What needs to be done: Retype each line of the material exactly, please, skipping any picture in it.

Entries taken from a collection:

···

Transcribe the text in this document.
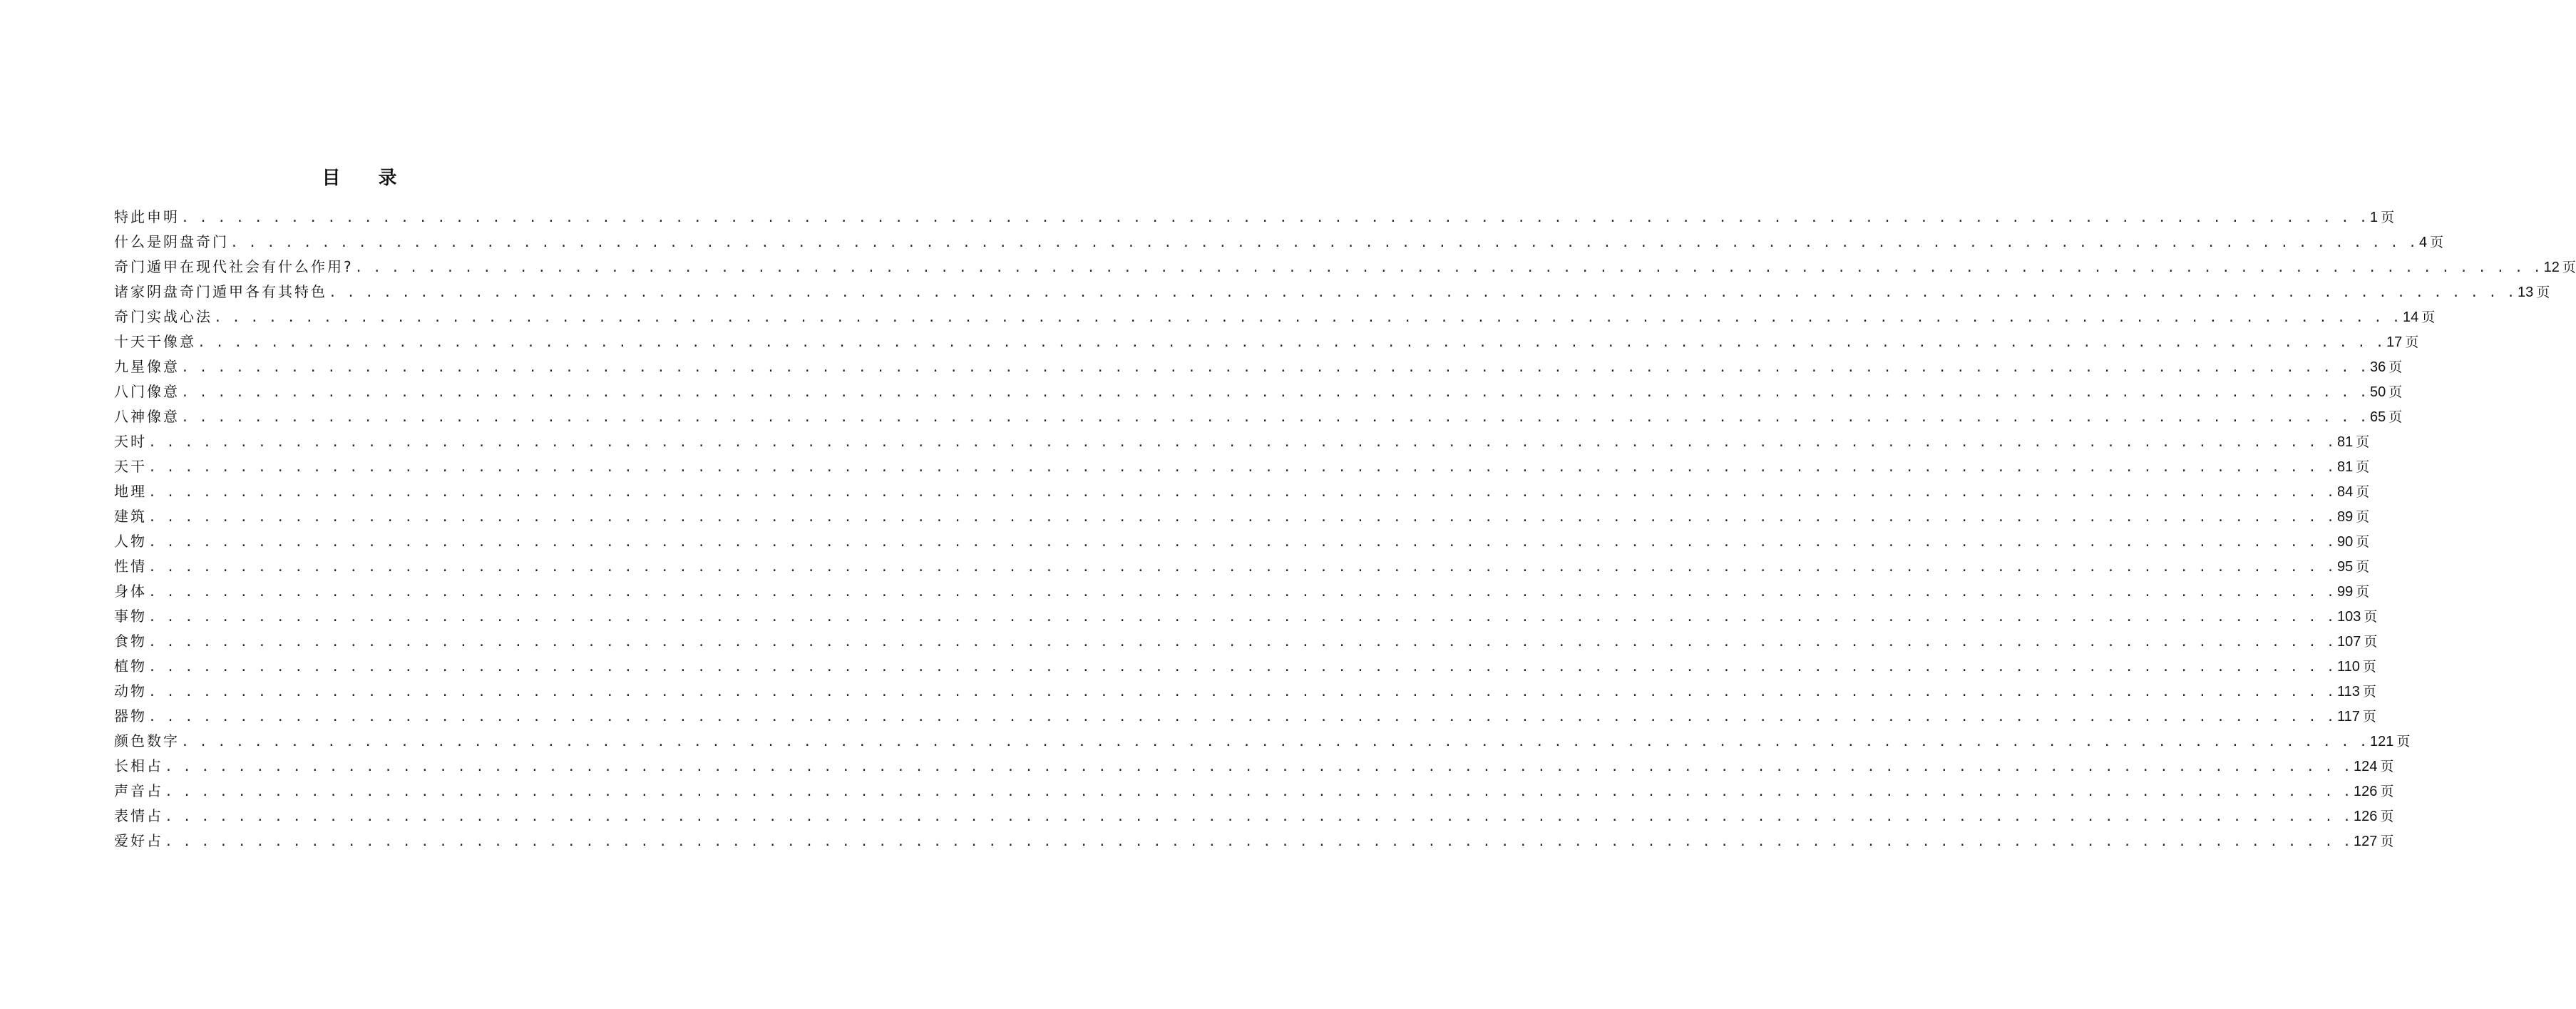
目 录
特此申明 . . . . . . . . . . . . . . . . . . . . . . . . . . . . . . . . . . . . . . . . . . . . . . . . . . . . . . . . . . . . . . . . . . . . . . . . . . . . . . . . . . . . . . . . . . . . . . . . . . . . . . . . . . . . . . . . . . . . . . . . 1 页
什么是阴盘奇门 . . . . . . . . . . . . . . . . . . . . . . . . . . . . . . . . . . . . . . . . . . . . . . . . . . . . . . . . . . . . . . . . . . . . . . . . . . . . . . . . . . . . . . . . . . . . . . . . . . . . . . . . . . . . . . . . . . . . . . . . 4 页
奇门遁甲在现代社会有什么作用? . . . . . . . . . . . . . . . . . . . . . . . . . . . . . . . . . . . . . . . . . . . . . . . . . . . . . . . . . . . . . . . . . . . . . . . . . . . . . . . . . . . . . . . . . . . . . . . . . . . . . . . . . . . . . . . . . . . . . . . . 12 页
诸家阴盘奇门遁甲各有其特色 . . . . . . . . . . . . . . . . . . . . . . . . . . . . . . . . . . . . . . . . . . . . . . . . . . . . . . . . . . . . . . . . . . . . . . . . . . . . . . . . . . . . . . . . . . . . . . . . . . . . . . . . . . . . . . . . . . . . . . . . 13 页
奇门实战心法 . . . . . . . . . . . . . . . . . . . . . . . . . . . . . . . . . . . . . . . . . . . . . . . . . . . . . . . . . . . . . . . . . . . . . . . . . . . . . . . . . . . . . . . . . . . . . . . . . . . . . . . . . . . . . . . . . . . . . . . . 14 页
十天干像意 . . . . . . . . . . . . . . . . . . . . . . . . . . . . . . . . . . . . . . . . . . . . . . . . . . . . . . . . . . . . . . . . . . . . . . . . . . . . . . . . . . . . . . . . . . . . . . . . . . . . . . . . . . . . . . . . . . . . . . . . 17 页
九星像意 . . . . . . . . . . . . . . . . . . . . . . . . . . . . . . . . . . . . . . . . . . . . . . . . . . . . . . . . . . . . . . . . . . . . . . . . . . . . . . . . . . . . . . . . . . . . . . . . . . . . . . . . . . . . . . . . . . . . . . . . 36 页
八门像意 . . . . . . . . . . . . . . . . . . . . . . . . . . . . . . . . . . . . . . . . . . . . . . . . . . . . . . . . . . . . . . . . . . . . . . . . . . . . . . . . . . . . . . . . . . . . . . . . . . . . . . . . . . . . . . . . . . . . . . . . 50 页
八神像意 . . . . . . . . . . . . . . . . . . . . . . . . . . . . . . . . . . . . . . . . . . . . . . . . . . . . . . . . . . . . . . . . . . . . . . . . . . . . . . . . . . . . . . . . . . . . . . . . . . . . . . . . . . . . . . . . . . . . . . . . 65 页
天时 . . . . . . . . . . . . . . . . . . . . . . . . . . . . . . . . . . . . . . . . . . . . . . . . . . . . . . . . . . . . . . . . . . . . . . . . . . . . . . . . . . . . . . . . . . . . . . . . . . . . . . . . . . . . . . . . . . . . . . . . 81 页
天干 . . . . . . . . . . . . . . . . . . . . . . . . . . . . . . . . . . . . . . . . . . . . . . . . . . . . . . . . . . . . . . . . . . . . . . . . . . . . . . . . . . . . . . . . . . . . . . . . . . . . . . . . . . . . . . . . . . . . . . . . 81 页
地理 . . . . . . . . . . . . . . . . . . . . . . . . . . . . . . . . . . . . . . . . . . . . . . . . . . . . . . . . . . . . . . . . . . . . . . . . . . . . . . . . . . . . . . . . . . . . . . . . . . . . . . . . . . . . . . . . . . . . . . . . 84 页
建筑 . . . . . . . . . . . . . . . . . . . . . . . . . . . . . . . . . . . . . . . . . . . . . . . . . . . . . . . . . . . . . . . . . . . . . . . . . . . . . . . . . . . . . . . . . . . . . . . . . . . . . . . . . . . . . . . . . . . . . . . . 89 页
人物 . . . . . . . . . . . . . . . . . . . . . . . . . . . . . . . . . . . . . . . . . . . . . . . . . . . . . . . . . . . . . . . . . . . . . . . . . . . . . . . . . . . . . . . . . . . . . . . . . . . . . . . . . . . . . . . . . . . . . . . . 90 页
性情 . . . . . . . . . . . . . . . . . . . . . . . . . . . . . . . . . . . . . . . . . . . . . . . . . . . . . . . . . . . . . . . . . . . . . . . . . . . . . . . . . . . . . . . . . . . . . . . . . . . . . . . . . . . . . . . . . . . . . . . . 95 页
身体 . . . . . . . . . . . . . . . . . . . . . . . . . . . . . . . . . . . . . . . . . . . . . . . . . . . . . . . . . . . . . . . . . . . . . . . . . . . . . . . . . . . . . . . . . . . . . . . . . . . . . . . . . . . . . . . . . . . . . . . . 99 页
事物 . . . . . . . . . . . . . . . . . . . . . . . . . . . . . . . . . . . . . . . . . . . . . . . . . . . . . . . . . . . . . . . . . . . . . . . . . . . . . . . . . . . . . . . . . . . . . . . . . . . . . . . . . . . . . . . . . . . . . . . . 103 页
食物 . . . . . . . . . . . . . . . . . . . . . . . . . . . . . . . . . . . . . . . . . . . . . . . . . . . . . . . . . . . . . . . . . . . . . . . . . . . . . . . . . . . . . . . . . . . . . . . . . . . . . . . . . . . . . . . . . . . . . . . . 107 页
植物 . . . . . . . . . . . . . . . . . . . . . . . . . . . . . . . . . . . . . . . . . . . . . . . . . . . . . . . . . . . . . . . . . . . . . . . . . . . . . . . . . . . . . . . . . . . . . . . . . . . . . . . . . . . . . . . . . . . . . . . . 110 页
动物 . . . . . . . . . . . . . . . . . . . . . . . . . . . . . . . . . . . . . . . . . . . . . . . . . . . . . . . . . . . . . . . . . . . . . . . . . . . . . . . . . . . . . . . . . . . . . . . . . . . . . . . . . . . . . . . . . . . . . . . . 113 页
器物 . . . . . . . . . . . . . . . . . . . . . . . . . . . . . . . . . . . . . . . . . . . . . . . . . . . . . . . . . . . . . . . . . . . . . . . . . . . . . . . . . . . . . . . . . . . . . . . . . . . . . . . . . . . . . . . . . . . . . . . . 117 页
颜色数字 . . . . . . . . . . . . . . . . . . . . . . . . . . . . . . . . . . . . . . . . . . . . . . . . . . . . . . . . . . . . . . . . . . . . . . . . . . . . . . . . . . . . . . . . . . . . . . . . . . . . . . . . . . . . . . . . . . . . . . . . 121 页
长相占 . . . . . . . . . . . . . . . . . . . . . . . . . . . . . . . . . . . . . . . . . . . . . . . . . . . . . . . . . . . . . . . . . . . . . . . . . . . . . . . . . . . . . . . . . . . . . . . . . . . . . . . . . . . . . . . . . . . . . . . . 124 页
声音占 . . . . . . . . . . . . . . . . . . . . . . . . . . . . . . . . . . . . . . . . . . . . . . . . . . . . . . . . . . . . . . . . . . . . . . . . . . . . . . . . . . . . . . . . . . . . . . . . . . . . . . . . . . . . . . . . . . . . . . . . 126 页
表情占 . . . . . . . . . . . . . . . . . . . . . . . . . . . . . . . . . . . . . . . . . . . . . . . . . . . . . . . . . . . . . . . . . . . . . . . . . . . . . . . . . . . . . . . . . . . . . . . . . . . . . . . . . . . . . . . . . . . . . . . . 126 页
爱好占 . . . . . . . . . . . . . . . . . . . . . . . . . . . . . . . . . . . . . . . . . . . . . . . . . . . . . . . . . . . . . . . . . . . . . . . . . . . . . . . . . . . . . . . . . . . . . . . . . . . . . . . . . . . . . . . . . . . . . . . . 127 页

···

Solution:
Transcribe the text in this document.
目 录
特此申明 . . . . . . . . . . . . . . . . . . . . . . . . . . . . . . . . . . . . . . . . . . . . . . . . . . . . . . . . . . . . . . . . . . . . . . . . . . . . . . . . . . . . . . . . . . . . . . . . . . . . . . . . . . . . . . . . . . . . . . . . 1 页
什么是阴盘奇门 . . . . . . . . . . . . . . . . . . . . . . . . . . . . . . . . . . . . . . . . . . . . . . . . . . . . . . . . . . . . . . . . . . . . . . . . . . . . . . . . . . . . . . . . . . . . . . . . . . . . . . . . . . . . . . . . . . . . . . . . 4 页
奇门遁甲在现代社会有什么作用? . . . . . . . . . . . . . . . . . . . . . . . . . . . . . . . . . . . . . . . . . . . . . . . . . . . . . . . . . . . . . . . . . . . . . . . . . . . . . . . . . . . . . . . . . . . . . . . . . . . . . . . . . . . . . . . . . . . . . . . . 12 页
诸家阴盘奇门遁甲各有其特色 . . . . . . . . . . . . . . . . . . . . . . . . . . . . . . . . . . . . . . . . . . . . . . . . . . . . . . . . . . . . . . . . . . . . . . . . . . . . . . . . . . . . . . . . . . . . . . . . . . . . . . . . . . . . . . . . . . . . . . . . 13 页
奇门实战心法 . . . . . . . . . . . . . . . . . . . . . . . . . . . . . . . . . . . . . . . . . . . . . . . . . . . . . . . . . . . . . . . . . . . . . . . . . . . . . . . . . . . . . . . . . . . . . . . . . . . . . . . . . . . . . . . . . . . . . . . . 14 页
十天干像意 . . . . . . . . . . . . . . . . . . . . . . . . . . . . . . . . . . . . . . . . . . . . . . . . . . . . . . . . . . . . . . . . . . . . . . . . . . . . . . . . . . . . . . . . . . . . . . . . . . . . . . . . . . . . . . . . . . . . . . . . 17 页
九星像意 . . . . . . . . . . . . . . . . . . . . . . . . . . . . . . . . . . . . . . . . . . . . . . . . . . . . . . . . . . . . . . . . . . . . . . . . . . . . . . . . . . . . . . . . . . . . . . . . . . . . . . . . . . . . . . . . . . . . . . . . 36 页
八门像意 . . . . . . . . . . . . . . . . . . . . . . . . . . . . . . . . . . . . . . . . . . . . . . . . . . . . . . . . . . . . . . . . . . . . . . . . . . . . . . . . . . . . . . . . . . . . . . . . . . . . . . . . . . . . . . . . . . . . . . . . 50 页
八神像意 . . . . . . . . . . . . . . . . . . . . . . . . . . . . . . . . . . . . . . . . . . . . . . . . . . . . . . . . . . . . . . . . . . . . . . . . . . . . . . . . . . . . . . . . . . . . . . . . . . . . . . . . . . . . . . . . . . . . . . . . 65 页
天时 . . . . . . . . . . . . . . . . . . . . . . . . . . . . . . . . . . . . . . . . . . . . . . . . . . . . . . . . . . . . . . . . . . . . . . . . . . . . . . . . . . . . . . . . . . . . . . . . . . . . . . . . . . . . . . . . . . . . . . . . 81 页
天干 . . . . . . . . . . . . . . . . . . . . . . . . . . . . . . . . . . . . . . . . . . . . . . . . . . . . . . . . . . . . . . . . . . . . . . . . . . . . . . . . . . . . . . . . . . . . . . . . . . . . . . . . . . . . . . . . . . . . . . . . 81 页
地理 . . . . . . . . . . . . . . . . . . . . . . . . . . . . . . . . . . . . . . . . . . . . . . . . . . . . . . . . . . . . . . . . . . . . . . . . . . . . . . . . . . . . . . . . . . . . . . . . . . . . . . . . . . . . . . . . . . . . . . . . 84 页
建筑 . . . . . . . . . . . . . . . . . . . . . . . . . . . . . . . . . . . . . . . . . . . . . . . . . . . . . . . . . . . . . . . . . . . . . . . . . . . . . . . . . . . . . . . . . . . . . . . . . . . . . . . . . . . . . . . . . . . . . . . . 89 页
人物 . . . . . . . . . . . . . . . . . . . . . . . . . . . . . . . . . . . . . . . . . . . . . . . . . . . . . . . . . . . . . . . . . . . . . . . . . . . . . . . . . . . . . . . . . . . . . . . . . . . . . . . . . . . . . . . . . . . . . . . . 90 页
性情 . . . . . . . . . . . . . . . . . . . . . . . . . . . . . . . . . . . . . . . . . . . . . . . . . . . . . . . . . . . . . . . . . . . . . . . . . . . . . . . . . . . . . . . . . . . . . . . . . . . . . . . . . . . . . . . . . . . . . . . . 95 页
身体 . . . . . . . . . . . . . . . . . . . . . . . . . . . . . . . . . . . . . . . . . . . . . . . . . . . . . . . . . . . . . . . . . . . . . . . . . . . . . . . . . . . . . . . . . . . . . . . . . . . . . . . . . . . . . . . . . . . . . . . . 99 页
事物 . . . . . . . . . . . . . . . . . . . . . . . . . . . . . . . . . . . . . . . . . . . . . . . . . . . . . . . . . . . . . . . . . . . . . . . . . . . . . . . . . . . . . . . . . . . . . . . . . . . . . . . . . . . . . . . . . . . . . . . . 103 页
食物 . . . . . . . . . . . . . . . . . . . . . . . . . . . . . . . . . . . . . . . . . . . . . . . . . . . . . . . . . . . . . . . . . . . . . . . . . . . . . . . . . . . . . . . . . . . . . . . . . . . . . . . . . . . . . . . . . . . . . . . . 107 页
植物 . . . . . . . . . . . . . . . . . . . . . . . . . . . . . . . . . . . . . . . . . . . . . . . . . . . . . . . . . . . . . . . . . . . . . . . . . . . . . . . . . . . . . . . . . . . . . . . . . . . . . . . . . . . . . . . . . . . . . . . . 110 页
动物 . . . . . . . . . . . . . . . . . . . . . . . . . . . . . . . . . . . . . . . . . . . . . . . . . . . . . . . . . . . . . . . . . . . . . . . . . . . . . . . . . . . . . . . . . . . . . . . . . . . . . . . . . . . . . . . . . . . . . . . . 113 页
器物 . . . . . . . . . . . . . . . . . . . . . . . . . . . . . . . . . . . . . . . . . . . . . . . . . . . . . . . . . . . . . . . . . . . . . . . . . . . . . . . . . . . . . . . . . . . . . . . . . . . . . . . . . . . . . . . . . . . . . . . . 117 页
颜色数字 . . . . . . . . . . . . . . . . . . . . . . . . . . . . . . . . . . . . . . . . . . . . . . . . . . . . . . . . . . . . . . . . . . . . . . . . . . . . . . . . . . . . . . . . . . . . . . . . . . . . . . . . . . . . . . . . . . . . . . . . 121 页
长相占 . . . . . . . . . . . . . . . . . . . . . . . . . . . . . . . . . . . . . . . . . . . . . . . . . . . . . . . . . . . . . . . . . . . . . . . . . . . . . . . . . . . . . . . . . . . . . . . . . . . . . . . . . . . . . . . . . . . . . . . . 124 页
声音占 . . . . . . . . . . . . . . . . . . . . . . . . . . . . . . . . . . . . . . . . . . . . . . . . . . . . . . . . . . . . . . . . . . . . . . . . . . . . . . . . . . . . . . . . . . . . . . . . . . . . . . . . . . . . . . . . . . . . . . . . 126 页
表情占 . . . . . . . . . . . . . . . . . . . . . . . . . . . . . . . . . . . . . . . . . . . . . . . . . . . . . . . . . . . . . . . . . . . . . . . . . . . . . . . . . . . . . . . . . . . . . . . . . . . . . . . . . . . . . . . . . . . . . . . . 126 页
爱好占 . . . . . . . . . . . . . . . . . . . . . . . . . . . . . . . . . . . . . . . . . . . . . . . . . . . . . . . . . . . . . . . . . . . . . . . . . . . . . . . . . . . . . . . . . . . . . . . . . . . . . . . . . . . . . . . . . . . . . . . . 127 页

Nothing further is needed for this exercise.